=== Input data ===

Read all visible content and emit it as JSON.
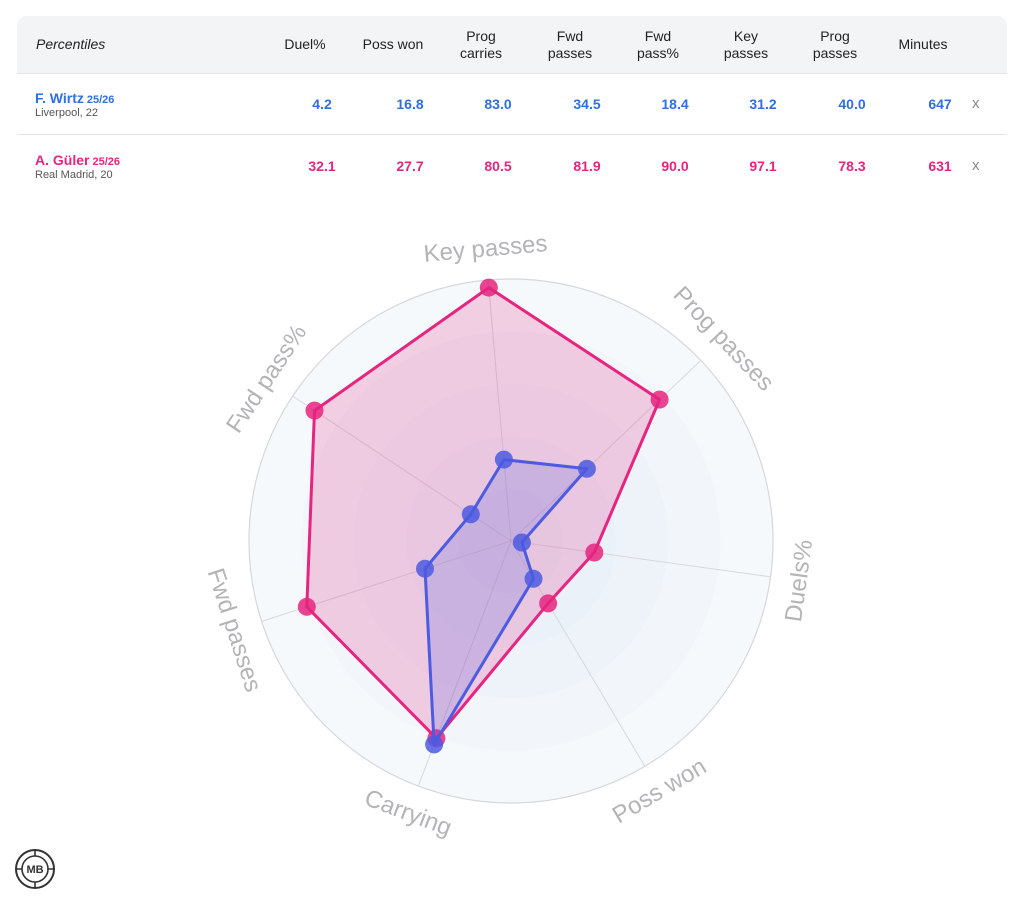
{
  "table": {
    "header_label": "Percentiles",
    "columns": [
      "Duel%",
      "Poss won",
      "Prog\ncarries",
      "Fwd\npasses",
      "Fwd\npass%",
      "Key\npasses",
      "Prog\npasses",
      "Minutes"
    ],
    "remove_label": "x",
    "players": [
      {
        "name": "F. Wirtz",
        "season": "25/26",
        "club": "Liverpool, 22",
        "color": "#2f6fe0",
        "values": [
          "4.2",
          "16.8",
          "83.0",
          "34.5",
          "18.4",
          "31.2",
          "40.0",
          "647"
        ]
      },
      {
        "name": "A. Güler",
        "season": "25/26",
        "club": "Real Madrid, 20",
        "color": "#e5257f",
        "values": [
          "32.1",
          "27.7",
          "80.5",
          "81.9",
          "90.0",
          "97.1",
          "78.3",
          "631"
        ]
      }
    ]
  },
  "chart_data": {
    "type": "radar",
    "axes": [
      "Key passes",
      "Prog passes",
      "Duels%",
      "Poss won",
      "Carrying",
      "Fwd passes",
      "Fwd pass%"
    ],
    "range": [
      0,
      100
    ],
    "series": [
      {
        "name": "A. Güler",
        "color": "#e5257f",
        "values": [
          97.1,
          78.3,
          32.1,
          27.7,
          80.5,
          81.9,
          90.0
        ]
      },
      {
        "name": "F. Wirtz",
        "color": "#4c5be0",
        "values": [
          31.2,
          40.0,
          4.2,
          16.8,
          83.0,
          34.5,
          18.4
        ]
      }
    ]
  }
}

=== Set exercise ===
Omit the pictures and give the material again, exactly and in full.

=== Reply to the task ===
Read all visible content and emit it as JSON.
{
  "table": {
    "header_label": "Percentiles",
    "columns": [
      "Duel%",
      "Poss won",
      "Prog\ncarries",
      "Fwd\npasses",
      "Fwd\npass%",
      "Key\npasses",
      "Prog\npasses",
      "Minutes"
    ],
    "remove_label": "x",
    "players": [
      {
        "name": "F. Wirtz",
        "season": "25/26",
        "club": "Liverpool, 22",
        "color": "#2f6fe0",
        "values": [
          "4.2",
          "16.8",
          "83.0",
          "34.5",
          "18.4",
          "31.2",
          "40.0",
          "647"
        ]
      },
      {
        "name": "A. Güler",
        "season": "25/26",
        "club": "Real Madrid, 20",
        "color": "#e5257f",
        "values": [
          "32.1",
          "27.7",
          "80.5",
          "81.9",
          "90.0",
          "97.1",
          "78.3",
          "631"
        ]
      }
    ]
  },
  "chart_data": {
    "type": "radar",
    "axes": [
      "Key passes",
      "Prog passes",
      "Duels%",
      "Poss won",
      "Carrying",
      "Fwd passes",
      "Fwd pass%"
    ],
    "range": [
      0,
      100
    ],
    "series": [
      {
        "name": "A. Güler",
        "color": "#e5257f",
        "values": [
          97.1,
          78.3,
          32.1,
          27.7,
          80.5,
          81.9,
          90.0
        ]
      },
      {
        "name": "F. Wirtz",
        "color": "#4c5be0",
        "values": [
          31.2,
          40.0,
          4.2,
          16.8,
          83.0,
          34.5,
          18.4
        ]
      }
    ]
  }
}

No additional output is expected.